### Records about charts and figures
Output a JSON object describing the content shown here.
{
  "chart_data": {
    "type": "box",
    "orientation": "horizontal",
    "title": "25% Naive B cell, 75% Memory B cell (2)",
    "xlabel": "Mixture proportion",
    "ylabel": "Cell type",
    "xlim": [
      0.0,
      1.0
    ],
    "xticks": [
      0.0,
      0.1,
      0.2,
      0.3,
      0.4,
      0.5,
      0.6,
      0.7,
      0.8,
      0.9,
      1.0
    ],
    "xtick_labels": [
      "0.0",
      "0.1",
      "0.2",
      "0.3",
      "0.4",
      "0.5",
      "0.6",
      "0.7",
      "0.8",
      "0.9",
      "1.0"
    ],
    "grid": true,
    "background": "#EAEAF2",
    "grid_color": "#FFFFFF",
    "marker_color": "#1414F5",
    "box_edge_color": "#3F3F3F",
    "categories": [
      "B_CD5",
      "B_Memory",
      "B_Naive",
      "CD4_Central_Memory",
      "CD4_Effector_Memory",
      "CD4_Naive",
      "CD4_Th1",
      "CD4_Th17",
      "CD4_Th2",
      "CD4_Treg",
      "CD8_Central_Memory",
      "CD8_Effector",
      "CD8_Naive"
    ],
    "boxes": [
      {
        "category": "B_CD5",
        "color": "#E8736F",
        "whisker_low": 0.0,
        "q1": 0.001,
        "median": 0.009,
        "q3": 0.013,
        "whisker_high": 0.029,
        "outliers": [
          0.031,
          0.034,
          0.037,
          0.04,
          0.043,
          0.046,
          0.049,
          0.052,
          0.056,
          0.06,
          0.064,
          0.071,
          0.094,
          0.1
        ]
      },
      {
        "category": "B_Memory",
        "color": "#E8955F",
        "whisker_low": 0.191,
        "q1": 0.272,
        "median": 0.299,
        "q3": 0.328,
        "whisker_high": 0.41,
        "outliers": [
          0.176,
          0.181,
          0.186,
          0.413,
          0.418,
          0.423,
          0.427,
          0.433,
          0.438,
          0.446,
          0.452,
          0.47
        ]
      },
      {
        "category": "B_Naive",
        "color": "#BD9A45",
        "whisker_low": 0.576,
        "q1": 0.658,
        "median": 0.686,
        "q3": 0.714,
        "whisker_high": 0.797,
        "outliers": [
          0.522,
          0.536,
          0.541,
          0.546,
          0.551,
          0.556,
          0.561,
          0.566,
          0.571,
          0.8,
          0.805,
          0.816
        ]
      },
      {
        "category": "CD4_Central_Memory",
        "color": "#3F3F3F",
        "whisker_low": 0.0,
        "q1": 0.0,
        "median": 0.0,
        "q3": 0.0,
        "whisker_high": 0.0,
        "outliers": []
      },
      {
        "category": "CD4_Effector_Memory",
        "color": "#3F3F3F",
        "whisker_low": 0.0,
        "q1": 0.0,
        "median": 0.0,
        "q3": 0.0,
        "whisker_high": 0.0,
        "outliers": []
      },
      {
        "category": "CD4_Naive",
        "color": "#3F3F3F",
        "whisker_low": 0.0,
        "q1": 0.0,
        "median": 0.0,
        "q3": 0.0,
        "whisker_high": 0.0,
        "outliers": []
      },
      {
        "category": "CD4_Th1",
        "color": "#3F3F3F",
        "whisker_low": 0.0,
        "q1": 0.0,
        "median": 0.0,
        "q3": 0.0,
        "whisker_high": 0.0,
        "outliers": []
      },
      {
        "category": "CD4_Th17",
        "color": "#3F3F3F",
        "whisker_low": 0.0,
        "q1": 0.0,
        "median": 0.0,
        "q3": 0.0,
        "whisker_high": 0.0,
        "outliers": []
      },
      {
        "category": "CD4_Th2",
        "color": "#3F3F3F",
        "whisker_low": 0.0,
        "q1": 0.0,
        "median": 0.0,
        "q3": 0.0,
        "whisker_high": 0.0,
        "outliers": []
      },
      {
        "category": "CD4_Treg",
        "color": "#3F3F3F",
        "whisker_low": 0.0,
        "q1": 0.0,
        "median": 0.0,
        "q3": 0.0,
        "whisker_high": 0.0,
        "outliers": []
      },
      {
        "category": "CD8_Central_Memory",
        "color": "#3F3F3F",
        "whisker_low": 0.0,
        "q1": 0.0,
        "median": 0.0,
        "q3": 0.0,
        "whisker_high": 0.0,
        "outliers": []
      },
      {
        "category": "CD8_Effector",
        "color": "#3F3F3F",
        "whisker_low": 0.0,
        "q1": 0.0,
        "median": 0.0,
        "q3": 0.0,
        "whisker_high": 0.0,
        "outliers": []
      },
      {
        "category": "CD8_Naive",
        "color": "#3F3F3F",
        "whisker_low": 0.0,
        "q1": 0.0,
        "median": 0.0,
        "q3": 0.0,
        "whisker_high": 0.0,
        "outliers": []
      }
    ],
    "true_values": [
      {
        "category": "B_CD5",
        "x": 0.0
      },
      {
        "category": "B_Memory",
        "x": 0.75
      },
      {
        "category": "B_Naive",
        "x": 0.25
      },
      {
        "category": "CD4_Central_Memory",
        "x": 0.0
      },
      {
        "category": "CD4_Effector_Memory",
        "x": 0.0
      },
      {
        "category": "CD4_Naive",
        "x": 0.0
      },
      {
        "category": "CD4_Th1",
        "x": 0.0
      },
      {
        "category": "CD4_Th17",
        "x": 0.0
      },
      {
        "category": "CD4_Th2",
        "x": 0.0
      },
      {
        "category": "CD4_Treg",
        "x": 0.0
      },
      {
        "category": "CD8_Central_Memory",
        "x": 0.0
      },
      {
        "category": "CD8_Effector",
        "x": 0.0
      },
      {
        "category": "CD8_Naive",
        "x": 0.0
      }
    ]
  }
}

### DESCRIPTION OF THE TASK
Transcribe the whole listing exactly.

### ANSWER FOR THIS EXERCISE
Output a JSON object describing the content shown here.
{
  "chart_data": {
    "type": "box",
    "orientation": "horizontal",
    "title": "25% Naive B cell, 75% Memory B cell (2)",
    "xlabel": "Mixture proportion",
    "ylabel": "Cell type",
    "xlim": [
      0.0,
      1.0
    ],
    "xticks": [
      0.0,
      0.1,
      0.2,
      0.3,
      0.4,
      0.5,
      0.6,
      0.7,
      0.8,
      0.9,
      1.0
    ],
    "xtick_labels": [
      "0.0",
      "0.1",
      "0.2",
      "0.3",
      "0.4",
      "0.5",
      "0.6",
      "0.7",
      "0.8",
      "0.9",
      "1.0"
    ],
    "grid": true,
    "background": "#EAEAF2",
    "grid_color": "#FFFFFF",
    "marker_color": "#1414F5",
    "box_edge_color": "#3F3F3F",
    "categories": [
      "B_CD5",
      "B_Memory",
      "B_Naive",
      "CD4_Central_Memory",
      "CD4_Effector_Memory",
      "CD4_Naive",
      "CD4_Th1",
      "CD4_Th17",
      "CD4_Th2",
      "CD4_Treg",
      "CD8_Central_Memory",
      "CD8_Effector",
      "CD8_Naive"
    ],
    "boxes": [
      {
        "category": "B_CD5",
        "color": "#E8736F",
        "whisker_low": 0.0,
        "q1": 0.001,
        "median": 0.009,
        "q3": 0.013,
        "whisker_high": 0.029,
        "outliers": [
          0.031,
          0.034,
          0.037,
          0.04,
          0.043,
          0.046,
          0.049,
          0.052,
          0.056,
          0.06,
          0.064,
          0.071,
          0.094,
          0.1
        ]
      },
      {
        "category": "B_Memory",
        "color": "#E8955F",
        "whisker_low": 0.191,
        "q1": 0.272,
        "median": 0.299,
        "q3": 0.328,
        "whisker_high": 0.41,
        "outliers": [
          0.176,
          0.181,
          0.186,
          0.413,
          0.418,
          0.423,
          0.427,
          0.433,
          0.438,
          0.446,
          0.452,
          0.47
        ]
      },
      {
        "category": "B_Naive",
        "color": "#BD9A45",
        "whisker_low": 0.576,
        "q1": 0.658,
        "median": 0.686,
        "q3": 0.714,
        "whisker_high": 0.797,
        "outliers": [
          0.522,
          0.536,
          0.541,
          0.546,
          0.551,
          0.556,
          0.561,
          0.566,
          0.571,
          0.8,
          0.805,
          0.816
        ]
      },
      {
        "category": "CD4_Central_Memory",
        "color": "#3F3F3F",
        "whisker_low": 0.0,
        "q1": 0.0,
        "median": 0.0,
        "q3": 0.0,
        "whisker_high": 0.0,
        "outliers": []
      },
      {
        "category": "CD4_Effector_Memory",
        "color": "#3F3F3F",
        "whisker_low": 0.0,
        "q1": 0.0,
        "median": 0.0,
        "q3": 0.0,
        "whisker_high": 0.0,
        "outliers": []
      },
      {
        "category": "CD4_Naive",
        "color": "#3F3F3F",
        "whisker_low": 0.0,
        "q1": 0.0,
        "median": 0.0,
        "q3": 0.0,
        "whisker_high": 0.0,
        "outliers": []
      },
      {
        "category": "CD4_Th1",
        "color": "#3F3F3F",
        "whisker_low": 0.0,
        "q1": 0.0,
        "median": 0.0,
        "q3": 0.0,
        "whisker_high": 0.0,
        "outliers": []
      },
      {
        "category": "CD4_Th17",
        "color": "#3F3F3F",
        "whisker_low": 0.0,
        "q1": 0.0,
        "median": 0.0,
        "q3": 0.0,
        "whisker_high": 0.0,
        "outliers": []
      },
      {
        "category": "CD4_Th2",
        "color": "#3F3F3F",
        "whisker_low": 0.0,
        "q1": 0.0,
        "median": 0.0,
        "q3": 0.0,
        "whisker_high": 0.0,
        "outliers": []
      },
      {
        "category": "CD4_Treg",
        "color": "#3F3F3F",
        "whisker_low": 0.0,
        "q1": 0.0,
        "median": 0.0,
        "q3": 0.0,
        "whisker_high": 0.0,
        "outliers": []
      },
      {
        "category": "CD8_Central_Memory",
        "color": "#3F3F3F",
        "whisker_low": 0.0,
        "q1": 0.0,
        "median": 0.0,
        "q3": 0.0,
        "whisker_high": 0.0,
        "outliers": []
      },
      {
        "category": "CD8_Effector",
        "color": "#3F3F3F",
        "whisker_low": 0.0,
        "q1": 0.0,
        "median": 0.0,
        "q3": 0.0,
        "whisker_high": 0.0,
        "outliers": []
      },
      {
        "category": "CD8_Naive",
        "color": "#3F3F3F",
        "whisker_low": 0.0,
        "q1": 0.0,
        "median": 0.0,
        "q3": 0.0,
        "whisker_high": 0.0,
        "outliers": []
      }
    ],
    "true_values": [
      {
        "category": "B_CD5",
        "x": 0.0
      },
      {
        "category": "B_Memory",
        "x": 0.75
      },
      {
        "category": "B_Naive",
        "x": 0.25
      },
      {
        "category": "CD4_Central_Memory",
        "x": 0.0
      },
      {
        "category": "CD4_Effector_Memory",
        "x": 0.0
      },
      {
        "category": "CD4_Naive",
        "x": 0.0
      },
      {
        "category": "CD4_Th1",
        "x": 0.0
      },
      {
        "category": "CD4_Th17",
        "x": 0.0
      },
      {
        "category": "CD4_Th2",
        "x": 0.0
      },
      {
        "category": "CD4_Treg",
        "x": 0.0
      },
      {
        "category": "CD8_Central_Memory",
        "x": 0.0
      },
      {
        "category": "CD8_Effector",
        "x": 0.0
      },
      {
        "category": "CD8_Naive",
        "x": 0.0
      }
    ]
  }
}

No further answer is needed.